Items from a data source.

## Start

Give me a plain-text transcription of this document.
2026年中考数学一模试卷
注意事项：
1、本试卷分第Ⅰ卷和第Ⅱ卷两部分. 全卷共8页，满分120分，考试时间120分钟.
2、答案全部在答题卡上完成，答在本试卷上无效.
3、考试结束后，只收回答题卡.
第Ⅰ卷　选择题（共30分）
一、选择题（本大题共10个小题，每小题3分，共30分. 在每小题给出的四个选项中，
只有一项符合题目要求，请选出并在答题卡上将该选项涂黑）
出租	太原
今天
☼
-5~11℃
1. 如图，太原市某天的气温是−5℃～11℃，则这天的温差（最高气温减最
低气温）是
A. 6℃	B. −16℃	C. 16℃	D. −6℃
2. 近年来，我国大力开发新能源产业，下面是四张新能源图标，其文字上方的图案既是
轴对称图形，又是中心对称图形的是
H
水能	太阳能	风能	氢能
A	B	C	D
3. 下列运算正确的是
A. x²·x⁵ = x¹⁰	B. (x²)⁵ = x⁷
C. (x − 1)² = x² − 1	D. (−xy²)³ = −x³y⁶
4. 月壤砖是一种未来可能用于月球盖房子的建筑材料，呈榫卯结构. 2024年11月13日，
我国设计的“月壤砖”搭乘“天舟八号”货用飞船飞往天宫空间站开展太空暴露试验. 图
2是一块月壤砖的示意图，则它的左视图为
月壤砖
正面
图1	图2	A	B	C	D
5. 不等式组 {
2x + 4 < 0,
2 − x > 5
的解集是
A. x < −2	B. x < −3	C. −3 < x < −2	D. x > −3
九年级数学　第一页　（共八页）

## End

Exercise requirements. Write all of the records out again exactly.

Expected output.
Give me a plain-text transcription of this document.
2026年中考数学一模试卷
注意事项：
1、本试卷分第Ⅰ卷和第Ⅱ卷两部分. 全卷共8页，满分120分，考试时间120分钟.
2、答案全部在答题卡上完成，答在本试卷上无效.
3、考试结束后，只收回答题卡.
第Ⅰ卷　选择题（共30分）
一、选择题（本大题共10个小题，每小题3分，共30分. 在每小题给出的四个选项中，
只有一项符合题目要求，请选出并在答题卡上将该选项涂黑）
出租	太原
今天
☼
-5~11℃
1. 如图，太原市某天的气温是−5℃～11℃，则这天的温差（最高气温减最
低气温）是
A. 6℃	B. −16℃	C. 16℃	D. −6℃
2. 近年来，我国大力开发新能源产业，下面是四张新能源图标，其文字上方的图案既是
轴对称图形，又是中心对称图形的是
H
水能	太阳能	风能	氢能
A	B	C	D
3. 下列运算正确的是
A. x²·x⁵ = x¹⁰	B. (x²)⁵ = x⁷
C. (x − 1)² = x² − 1	D. (−xy²)³ = −x³y⁶
4. 月壤砖是一种未来可能用于月球盖房子的建筑材料，呈榫卯结构. 2024年11月13日，
我国设计的“月壤砖”搭乘“天舟八号”货用飞船飞往天宫空间站开展太空暴露试验. 图
2是一块月壤砖的示意图，则它的左视图为
月壤砖
正面
图1	图2	A	B	C	D
5. 不等式组 {
2x + 4 < 0,
2 − x > 5
的解集是
A. x < −2	B. x < −3	C. −3 < x < −2	D. x > −3
九年级数学　第一页　（共八页）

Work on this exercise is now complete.